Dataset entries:
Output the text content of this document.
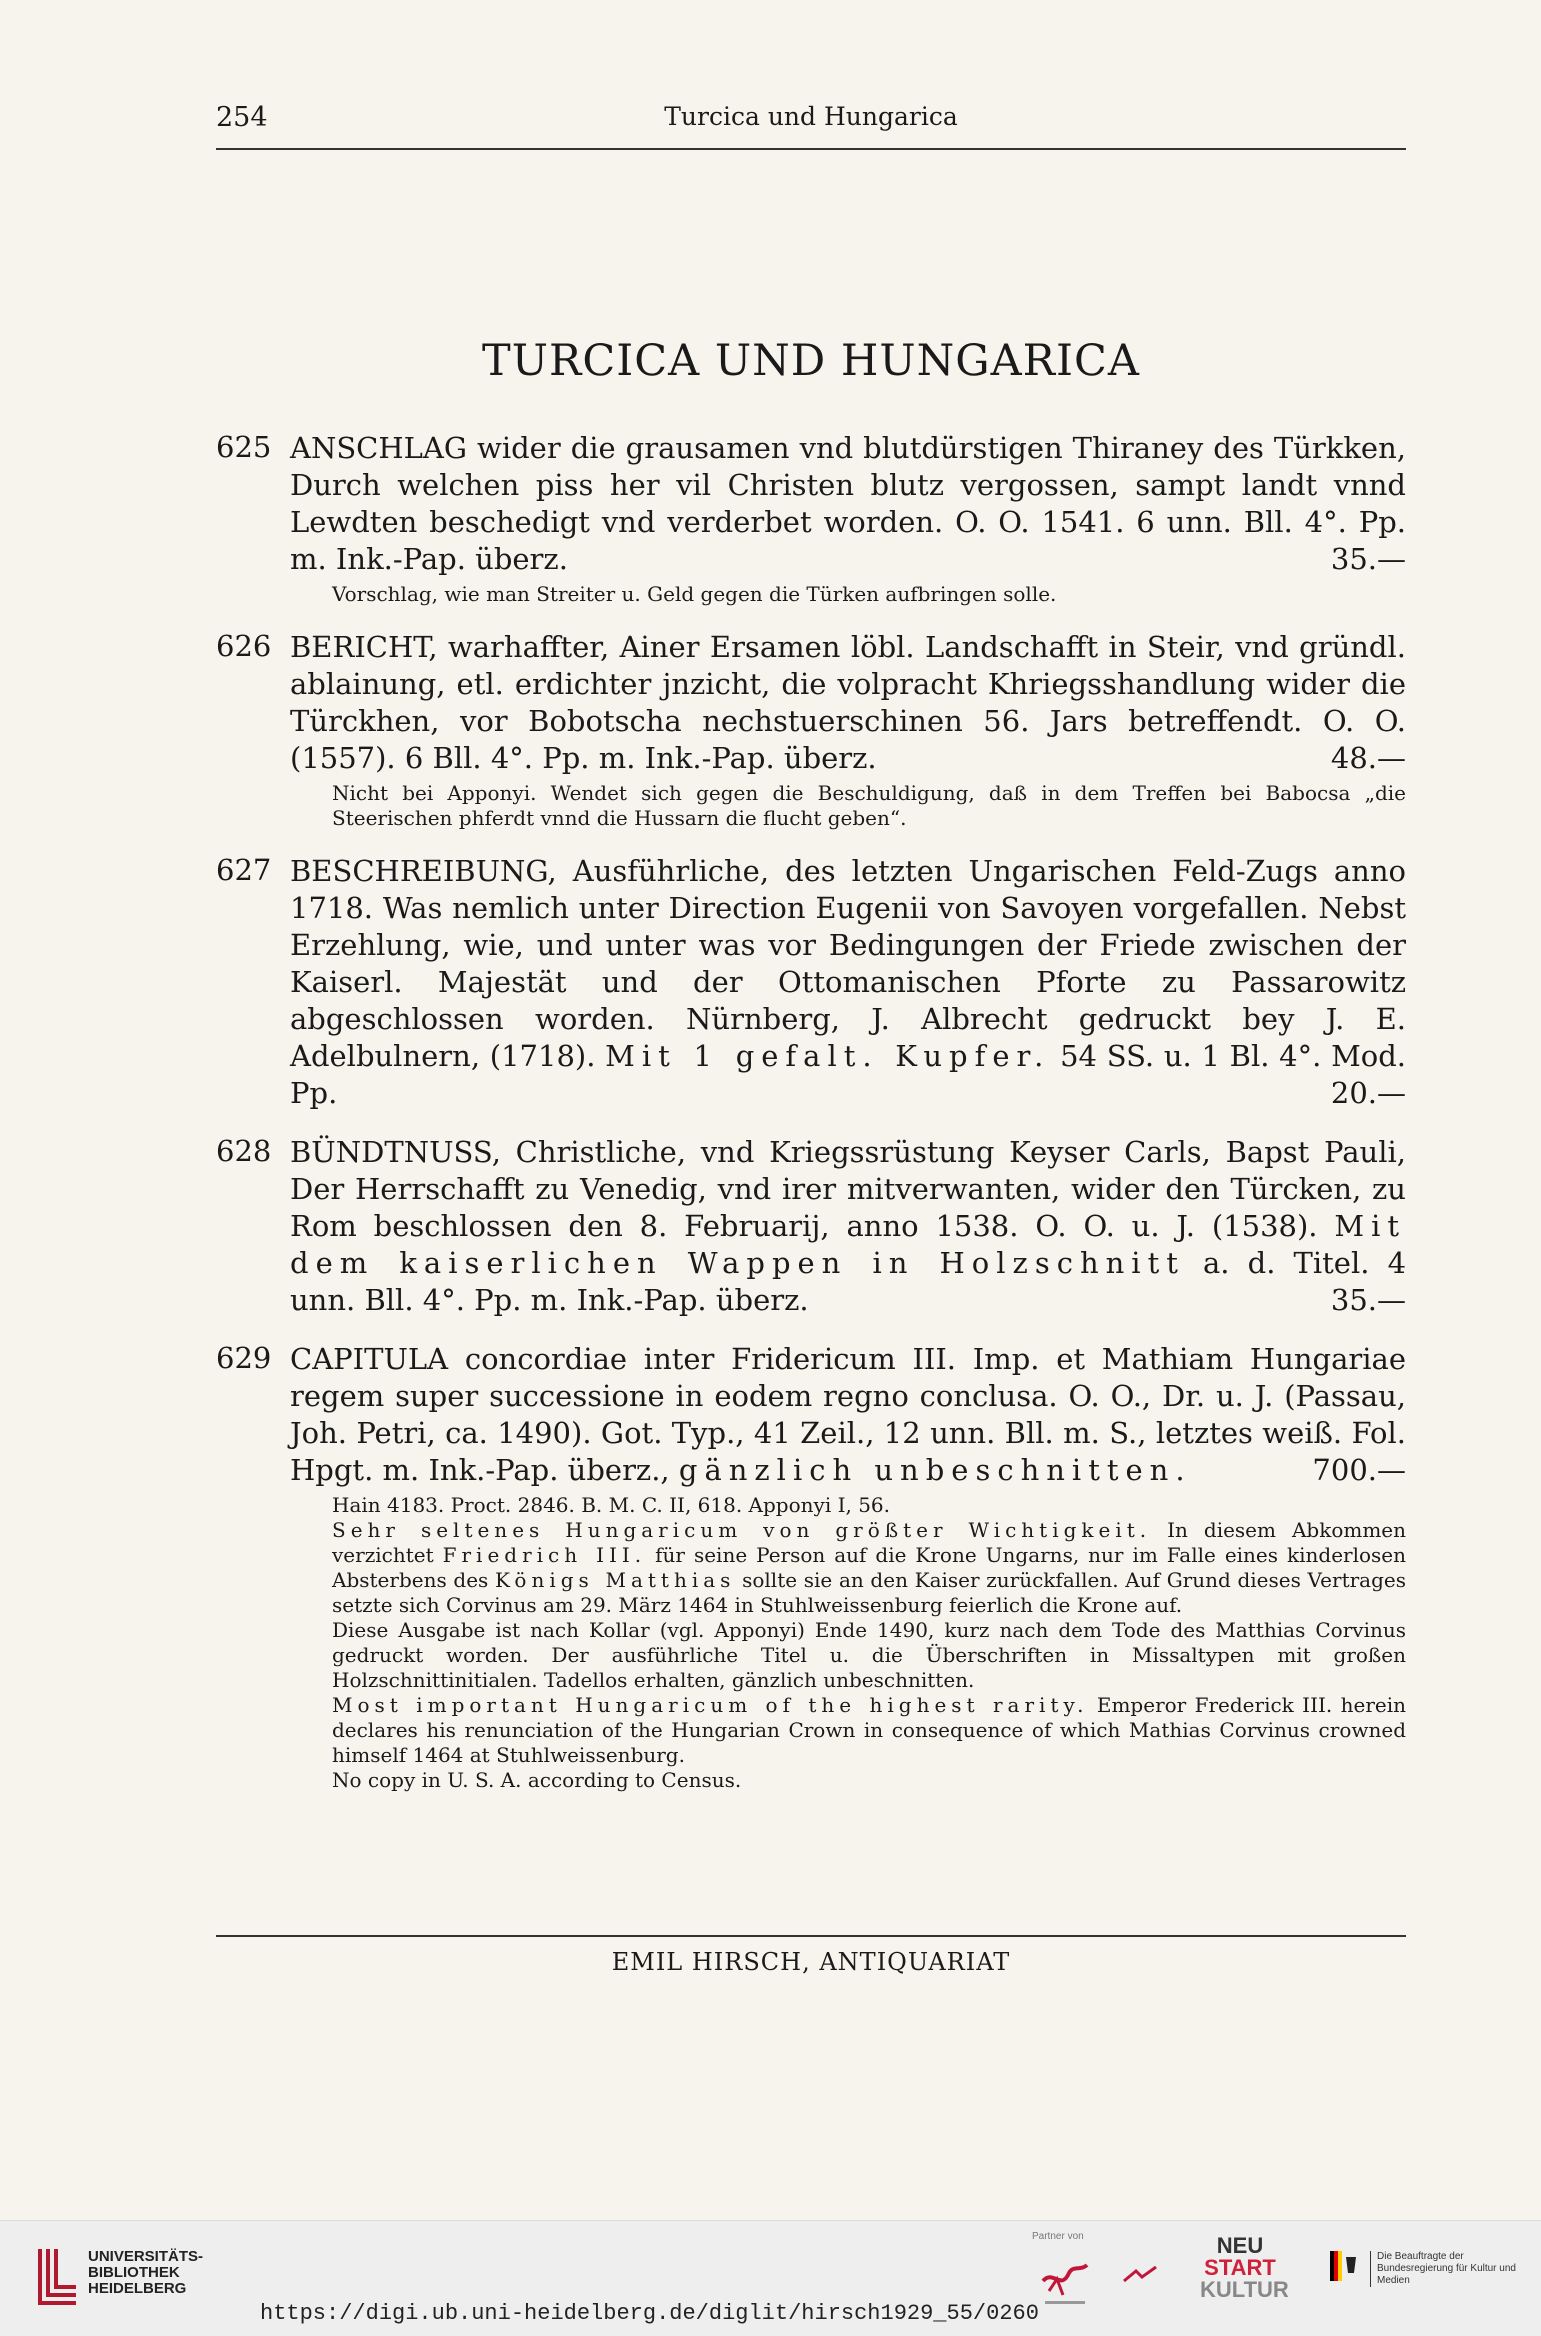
254	Turcica und Hungarica
TURCICA UND HUNGARICA
625 ANSCHLAG wider die grausamen vnd blutdürstigen Thiraney des Türkken, Durch welchen piss her vil Christen blutz vergossen, sampt landt vnnd Lewdten beschedigt vnd verderbet worden. O. O. 1541. 6 unn. Bll. 4°. Pp. m. Ink.-Pap. überz.	35.—
Vorschlag, wie man Streiter u. Geld gegen die Türken aufbringen solle.
626 BERICHT, warhaffter, Ainer Ersamen löbl. Landschafft in Steir, vnd gründl. ablainung, etl. erdichter jnzicht, die volpracht Khriegsshandlung wider die Türckhen, vor Bobotscha nechstuerschinen 56. Jars betreffendt. O. O. (1557). 6 Bll. 4°. Pp. m. Ink.-Pap. überz.	48.—
Nicht bei Apponyi. Wendet sich gegen die Beschuldigung, daß in dem Treffen bei Babocsa „die Steerischen phferdt vnnd die Hussarn die flucht geben“.
627 BESCHREIBUNG, Ausführliche, des letzten Ungarischen Feld-Zugs anno 1718. Was nemlich unter Direction Eugenii von Savoyen vorgefallen. Nebst Erzehlung, wie, und unter was vor Bedingungen der Friede zwischen der Kaiserl. Majestät und der Ottomanischen Pforte zu Passarowitz abgeschlossen worden. Nürnberg, J. Albrecht gedruckt bey J. E. Adelbulnern, (1718). Mit 1 gefalt. Kupfer. 54 SS. u. 1 Bl. 4°. Mod. Pp.	20.—
628 BÜNDTNUSS, Christliche, vnd Kriegssrüstung Keyser Carls, Bapst Pauli, Der Herrschafft zu Venedig, vnd irer mitverwanten, wider den Türcken, zu Rom beschlossen den 8. Februarij, anno 1538. O. O. u. J. (1538). Mit dem kaiserlichen Wappen in Holzschnitt a. d. Titel. 4 unn. Bll. 4°. Pp. m. Ink.-Pap. überz.	35.—
629 CAPITULA concordiae inter Fridericum III. Imp. et Mathiam Hungariae regem super successione in eodem regno conclusa. O. O., Dr. u. J. (Passau, Joh. Petri, ca. 1490). Got. Typ., 41 Zeil., 12 unn. Bll. m. S., letztes weiß. Fol. Hpgt. m. Ink.-Pap. überz., gänzlich unbeschnitten.	700.—
Hain 4183. Proct. 2846. B. M. C. II, 618. Apponyi I, 56.
Sehr seltenes Hungaricum von größter Wichtigkeit. In diesem Abkommen verzichtet Friedrich III. für seine Person auf die Krone Ungarns, nur im Falle eines kinderlosen Absterbens des Königs Matthias sollte sie an den Kaiser zurückfallen. Auf Grund dieses Vertrages setzte sich Corvinus am 29. März 1464 in Stuhlweissenburg feierlich die Krone auf.
Diese Ausgabe ist nach Kollar (vgl. Apponyi) Ende 1490, kurz nach dem Tode des Matthias Corvinus gedruckt worden. Der ausführliche Titel u. die Überschriften in Missaltypen mit großen Holzschnittinitialen. Tadellos erhalten, gänzlich unbeschnitten.
Most important Hungaricum of the highest rarity. Emperor Frederick III. herein declares his renunciation of the Hungarian Crown in consequence of which Mathias Corvinus crowned himself 1464 at Stuhlweissenburg.
No copy in U. S. A. according to Census.
EMIL HIRSCH, ANTIQUARIAT
UNIVERSITÄTS-
BIBLIOTHEK
HEIDELBERG
https://digi.ub.uni-heidelberg.de/diglit/hirsch1929_55/0260
Partner von	NEU
START
KULTUR
Die Beauftragte der Bundesregierung für Kultur und Medien
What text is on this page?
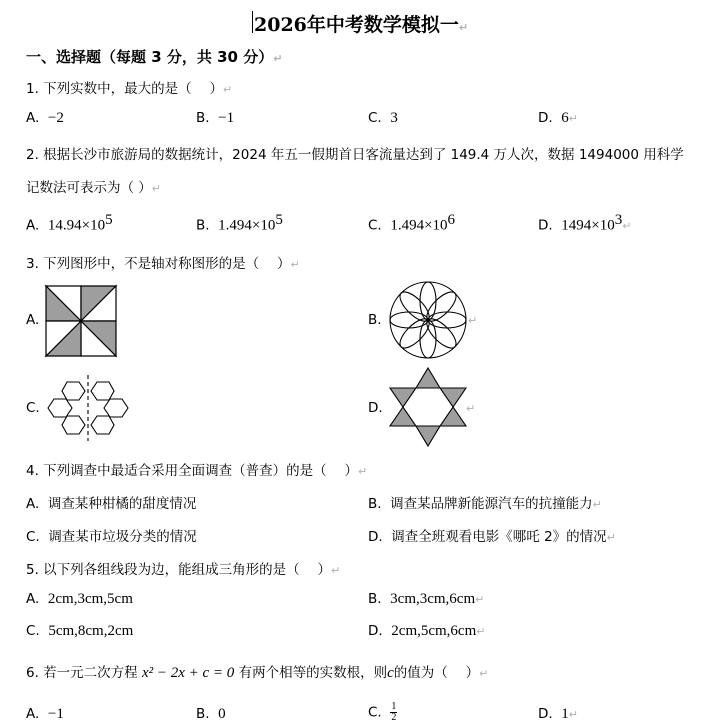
2026年中考数学模拟一↵
一、选择题（每题 3 分，共 30 分）↵
1. 下列实数中，最大的是（　 ）↵
A. −2	B. −1	C. 3	D. 6↵
2. 根据长沙市旅游局的数据统计，2024 年五一假期首日客流量达到了 149.4 万人次，数据 1494000 用科学
记数法可表示为（ ）↵
A. $14.94\times 10^5$	B. $1.494\times 10^5$	C. $1.494\times 10^6$	D. $1494\times 10^3↵$
3. 下列图形中，不是轴对称图形的是（　 ）↵
A.	B.	↵
C.	D.	↵
4. 下列调查中最适合采用全面调查（普查）的是（　 ）↵
A. 调查某种柑橘的甜度情况	B. 调查某品牌新能源汽车的抗撞能力↵
C. 调查某市垃圾分类的情况	D. 调查全班观看电影《哪吒 2》的情况↵
5. 以下列各组线段为边，能组成三角形的是（　 ）↵
A. 2cm,3cm,5cm	B. 3cm,3cm,6cm↵
C. 5cm,8cm,2cm	D. 2cm,5cm,6cm↵
6. 若一元二次方程 x² − 2x + c = 0 有两个相等的实数根，则c的值为（　 ）↵
A. −1	B. 0	C. $\frac{1}{2}$	D. 1↵
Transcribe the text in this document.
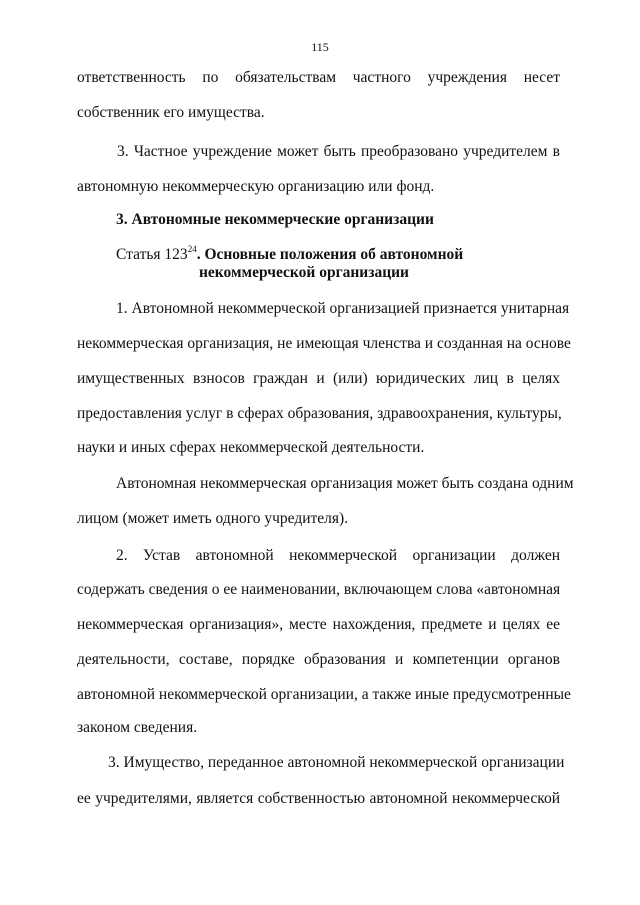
115
ответственность по обязательствам частного учреждения несет
собственник его имущества.
3. Частное учреждение может быть преобразовано учредителем в
автономную некоммерческую организацию или фонд.
3. Автономные некоммерческие организации
Статья $123^{24}$. Основные положения об автономной
некоммерческой организации
1. Автономной некоммерческой организацией признается унитарная
некоммерческая организация, не имеющая членства и созданная на основе
имущественных взносов граждан и (или) юридических лиц в целях
предоставления услуг в сферах образования, здравоохранения, культуры,
науки и иных сферах некоммерческой деятельности.
Автономная некоммерческая организация может быть создана одним
лицом (может иметь одного учредителя).
2. Устав автономной некоммерческой организации должен
содержать сведения о ее наименовании, включающем слова «автономная
некоммерческая организация», месте нахождения, предмете и целях ее
деятельности, составе, порядке образования и компетенции органов
автономной некоммерческой организации, а также иные предусмотренные
законом сведения.
3. Имущество, переданное автономной некоммерческой организации
ее учредителями, является собственностью автономной некоммерческой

→ **WRITTEN INSTRUCTION**
From the records given above, copy all lines containing "сферах".

→ **RESPONSE TO THE TASK**
предоставления услуг в сферах образования, здравоохранения, культуры,
науки и иных сферах некоммерческой деятельности.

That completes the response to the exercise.